• _Data shown_:
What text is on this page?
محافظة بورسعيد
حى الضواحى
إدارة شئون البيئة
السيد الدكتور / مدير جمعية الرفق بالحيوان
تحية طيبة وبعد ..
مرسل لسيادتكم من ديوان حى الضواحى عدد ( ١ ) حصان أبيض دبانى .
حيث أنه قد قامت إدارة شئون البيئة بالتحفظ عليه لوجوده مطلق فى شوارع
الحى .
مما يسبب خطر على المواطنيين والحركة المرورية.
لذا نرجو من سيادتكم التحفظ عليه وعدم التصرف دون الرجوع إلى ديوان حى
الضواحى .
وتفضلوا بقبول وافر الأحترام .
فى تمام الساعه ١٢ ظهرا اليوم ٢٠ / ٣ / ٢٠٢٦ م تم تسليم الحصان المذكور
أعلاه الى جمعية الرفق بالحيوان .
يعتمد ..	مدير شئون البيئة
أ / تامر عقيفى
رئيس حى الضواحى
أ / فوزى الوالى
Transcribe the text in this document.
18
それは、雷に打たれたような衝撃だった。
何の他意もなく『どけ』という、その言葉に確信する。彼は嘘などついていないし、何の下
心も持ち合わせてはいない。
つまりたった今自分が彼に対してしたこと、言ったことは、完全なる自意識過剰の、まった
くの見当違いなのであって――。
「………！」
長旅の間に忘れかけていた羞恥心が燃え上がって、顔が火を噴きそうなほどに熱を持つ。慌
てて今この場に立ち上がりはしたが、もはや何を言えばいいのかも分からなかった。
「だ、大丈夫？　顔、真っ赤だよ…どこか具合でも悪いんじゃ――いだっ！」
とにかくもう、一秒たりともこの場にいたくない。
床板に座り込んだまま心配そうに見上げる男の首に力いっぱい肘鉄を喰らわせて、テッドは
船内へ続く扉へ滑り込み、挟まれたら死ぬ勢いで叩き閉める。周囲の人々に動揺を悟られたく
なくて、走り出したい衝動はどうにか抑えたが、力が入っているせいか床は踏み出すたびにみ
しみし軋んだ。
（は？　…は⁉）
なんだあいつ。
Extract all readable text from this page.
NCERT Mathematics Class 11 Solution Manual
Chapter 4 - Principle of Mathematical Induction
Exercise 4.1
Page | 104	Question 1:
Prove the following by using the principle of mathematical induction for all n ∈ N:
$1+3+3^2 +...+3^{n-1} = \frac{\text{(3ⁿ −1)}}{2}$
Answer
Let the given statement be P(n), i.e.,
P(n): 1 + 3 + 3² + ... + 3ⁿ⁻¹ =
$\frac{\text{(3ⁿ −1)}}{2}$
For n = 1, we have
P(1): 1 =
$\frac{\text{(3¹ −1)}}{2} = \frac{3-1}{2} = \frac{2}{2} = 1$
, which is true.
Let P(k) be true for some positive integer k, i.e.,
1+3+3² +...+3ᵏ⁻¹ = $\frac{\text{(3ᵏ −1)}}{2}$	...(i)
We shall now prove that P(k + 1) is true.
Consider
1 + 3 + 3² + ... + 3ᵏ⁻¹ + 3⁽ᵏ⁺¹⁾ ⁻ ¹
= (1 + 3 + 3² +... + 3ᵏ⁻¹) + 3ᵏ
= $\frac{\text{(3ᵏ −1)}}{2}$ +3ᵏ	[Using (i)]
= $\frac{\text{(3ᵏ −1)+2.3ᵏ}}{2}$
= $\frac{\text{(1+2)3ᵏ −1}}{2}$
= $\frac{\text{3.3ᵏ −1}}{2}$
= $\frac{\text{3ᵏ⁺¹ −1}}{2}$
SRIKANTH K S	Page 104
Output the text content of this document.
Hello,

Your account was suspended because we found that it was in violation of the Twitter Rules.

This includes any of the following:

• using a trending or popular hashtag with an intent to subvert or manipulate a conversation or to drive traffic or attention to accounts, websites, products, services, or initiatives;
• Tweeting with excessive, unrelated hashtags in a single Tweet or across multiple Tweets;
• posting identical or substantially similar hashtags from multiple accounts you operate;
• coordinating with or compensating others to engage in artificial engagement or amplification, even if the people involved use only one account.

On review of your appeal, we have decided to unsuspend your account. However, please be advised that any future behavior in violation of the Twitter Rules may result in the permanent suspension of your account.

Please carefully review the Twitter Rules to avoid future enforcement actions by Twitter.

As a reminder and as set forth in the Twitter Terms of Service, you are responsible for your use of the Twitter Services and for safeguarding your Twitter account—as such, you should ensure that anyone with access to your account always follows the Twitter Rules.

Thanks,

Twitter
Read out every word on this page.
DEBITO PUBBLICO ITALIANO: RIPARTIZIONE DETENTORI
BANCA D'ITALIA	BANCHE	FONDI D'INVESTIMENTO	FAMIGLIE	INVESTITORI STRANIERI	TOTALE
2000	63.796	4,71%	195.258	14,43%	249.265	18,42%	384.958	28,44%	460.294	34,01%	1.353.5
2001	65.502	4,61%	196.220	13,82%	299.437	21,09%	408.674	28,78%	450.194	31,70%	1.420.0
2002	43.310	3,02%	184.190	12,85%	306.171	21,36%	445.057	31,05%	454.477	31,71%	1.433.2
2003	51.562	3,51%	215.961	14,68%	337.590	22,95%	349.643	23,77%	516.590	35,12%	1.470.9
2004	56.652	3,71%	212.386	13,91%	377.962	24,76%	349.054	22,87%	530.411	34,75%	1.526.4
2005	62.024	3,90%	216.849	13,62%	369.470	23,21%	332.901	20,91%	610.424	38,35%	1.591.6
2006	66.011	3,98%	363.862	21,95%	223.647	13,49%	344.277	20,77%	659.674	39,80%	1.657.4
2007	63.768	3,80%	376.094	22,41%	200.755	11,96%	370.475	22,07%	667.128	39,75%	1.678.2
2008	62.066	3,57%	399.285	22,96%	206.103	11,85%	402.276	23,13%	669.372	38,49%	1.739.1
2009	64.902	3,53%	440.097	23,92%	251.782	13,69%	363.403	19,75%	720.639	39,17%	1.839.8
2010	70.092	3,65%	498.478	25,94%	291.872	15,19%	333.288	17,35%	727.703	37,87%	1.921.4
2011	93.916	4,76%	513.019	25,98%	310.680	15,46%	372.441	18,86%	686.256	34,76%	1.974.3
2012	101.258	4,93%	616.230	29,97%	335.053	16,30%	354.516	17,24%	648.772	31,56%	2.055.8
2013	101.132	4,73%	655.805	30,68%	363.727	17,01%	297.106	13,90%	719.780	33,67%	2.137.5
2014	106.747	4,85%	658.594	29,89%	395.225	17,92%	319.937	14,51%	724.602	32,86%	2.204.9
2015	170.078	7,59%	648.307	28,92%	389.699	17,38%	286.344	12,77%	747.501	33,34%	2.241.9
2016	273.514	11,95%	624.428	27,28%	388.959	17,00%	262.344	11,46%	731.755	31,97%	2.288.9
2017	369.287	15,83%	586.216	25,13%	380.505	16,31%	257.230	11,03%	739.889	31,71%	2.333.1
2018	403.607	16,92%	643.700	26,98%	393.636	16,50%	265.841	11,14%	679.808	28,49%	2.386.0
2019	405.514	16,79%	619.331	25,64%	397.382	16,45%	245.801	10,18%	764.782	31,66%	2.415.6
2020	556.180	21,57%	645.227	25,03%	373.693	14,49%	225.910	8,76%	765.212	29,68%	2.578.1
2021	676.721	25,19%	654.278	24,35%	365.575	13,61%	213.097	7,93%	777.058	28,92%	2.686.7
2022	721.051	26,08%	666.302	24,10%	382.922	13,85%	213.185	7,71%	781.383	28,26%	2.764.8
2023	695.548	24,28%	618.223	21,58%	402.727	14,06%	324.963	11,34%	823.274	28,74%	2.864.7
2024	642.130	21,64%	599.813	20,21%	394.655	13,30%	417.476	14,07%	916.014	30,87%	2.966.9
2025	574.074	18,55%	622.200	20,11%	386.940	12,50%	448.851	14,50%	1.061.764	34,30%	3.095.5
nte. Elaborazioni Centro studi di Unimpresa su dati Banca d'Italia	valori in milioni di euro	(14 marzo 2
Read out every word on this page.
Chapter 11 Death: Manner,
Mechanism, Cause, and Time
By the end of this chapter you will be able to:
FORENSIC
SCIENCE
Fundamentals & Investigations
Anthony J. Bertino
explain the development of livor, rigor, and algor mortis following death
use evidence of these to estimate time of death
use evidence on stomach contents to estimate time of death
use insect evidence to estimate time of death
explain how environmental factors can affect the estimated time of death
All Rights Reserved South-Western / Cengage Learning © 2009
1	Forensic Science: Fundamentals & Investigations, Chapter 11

• _What the task requires_: Across the data, tally the lines containing "following" and give back the number alone.

• _Full response_: 3